## GOAL OF THE EXERCISE:
Reproduce word for word the passage of the Py6S release post that starts with "It’s been the" and goes on through "is not required.".

## TEXT SEGMENT:
Py6S v1.9.0 released – plus code cleanup and how I got M1 support for the underlying 6S model
Last week I released version 1.9.0 of Py6S – my Python interface to the 6S radiative transfer model.
It’s been the first non-bugfix release for quite a while (mainly because I’ve been busy with paid work), and so I just wanted to highlight a few aspects of the release.
The full release notes are available here, and they include a couple of minor breaking changes (with very specific exceptions being raised if you run into them). Specifically, the pysolar dependency has been updated to the latest version (old versions are not supported as the pysolar API changed significantly between versions), and ambiguous dates in Geometry.from_time_and_location
has been dealt with by requiring date-times to be passed in ISO 8601 format. We also no longer require the matplotlib dependency, which makes Py6S a lot easier (and quicker) to install if graphical output is not required.
Code cleanup
More importantly, from my perspective, the Py6S code has had a significant clean-up. The code was relatively high-quality in terms of its operation, but it wasn’t formatted very well, and didn’t use various Python best practices. My excuse for this is that it was first written a long time ago, and I haven’t had time to update it…until now!
As part of this release, I ran the black formatter on the code-base, and used isort to sort the imports. I then added a pre-commit configuration to run black and isort every time I commit. The following is the contents of my .pre-commit-config.yaml
file:
repos:
- repo: https://github.com/python/black
rev: 20.8b1
hooks:
- id: black
language_version: python3.7
- repo: https://github.com/asottile/seed-isort-config
rev: v2.2.0
hooks:
- id: seed-isort-config
- repo: https://github.com/timothycrosley/isort
rev: 5.5.2 # pick the isort version you'd like to use from https://github.com/timothycrosley/isort/releases
hooks:
- id: isort
This will run black and isort on every commit, and also includes an isort ‘seed’ step that seeds a list of third-party modules that are used, which isort uses internally for some of its operations.

## LISTED ENTRIES:
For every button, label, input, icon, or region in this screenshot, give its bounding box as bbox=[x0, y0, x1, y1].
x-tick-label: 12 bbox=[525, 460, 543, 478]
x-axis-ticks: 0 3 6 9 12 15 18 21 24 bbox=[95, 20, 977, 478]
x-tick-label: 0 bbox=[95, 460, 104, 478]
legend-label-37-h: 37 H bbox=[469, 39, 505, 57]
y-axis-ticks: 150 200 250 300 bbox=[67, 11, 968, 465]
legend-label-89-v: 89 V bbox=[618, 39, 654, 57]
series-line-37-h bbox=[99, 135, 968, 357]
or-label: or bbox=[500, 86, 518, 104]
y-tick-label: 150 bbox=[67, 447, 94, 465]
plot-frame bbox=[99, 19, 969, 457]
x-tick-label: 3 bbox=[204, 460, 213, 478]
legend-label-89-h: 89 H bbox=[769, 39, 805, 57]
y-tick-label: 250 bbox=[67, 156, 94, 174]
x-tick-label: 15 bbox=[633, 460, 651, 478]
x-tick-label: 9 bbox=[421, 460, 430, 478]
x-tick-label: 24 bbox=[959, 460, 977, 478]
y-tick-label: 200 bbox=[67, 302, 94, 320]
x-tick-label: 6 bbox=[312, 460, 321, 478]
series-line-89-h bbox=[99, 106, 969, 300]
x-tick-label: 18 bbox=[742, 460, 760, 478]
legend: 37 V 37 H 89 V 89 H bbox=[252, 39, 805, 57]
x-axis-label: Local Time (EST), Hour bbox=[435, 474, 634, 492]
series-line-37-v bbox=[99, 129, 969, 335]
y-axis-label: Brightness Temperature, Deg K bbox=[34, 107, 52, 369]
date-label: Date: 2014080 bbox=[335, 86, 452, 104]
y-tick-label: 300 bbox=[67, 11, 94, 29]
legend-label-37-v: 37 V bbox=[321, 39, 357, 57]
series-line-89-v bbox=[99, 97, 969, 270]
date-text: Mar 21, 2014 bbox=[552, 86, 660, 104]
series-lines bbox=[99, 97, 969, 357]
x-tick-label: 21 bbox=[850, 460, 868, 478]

## TASK ANSWER:
It’s been the first non-bugfix release for quite a while (mainly because I’ve been busy with paid work), and so I just wanted to highlight a few aspects of the release.
The full release notes are available here, and they include a couple of minor breaking changes (with very specific exceptions being raised if you run into them). Specifically, the pysolar dependency has been updated to the latest version (old versions are not supported as the pysolar API changed significantly between versions), and ambiguous dates in Geometry.from_time_and_location
has been dealt with by requiring date-times to be passed in ISO 8601 format. We also no longer require the matplotlib dependency, which makes Py6S a lot easier (and quicker) to install if graphical output is not required.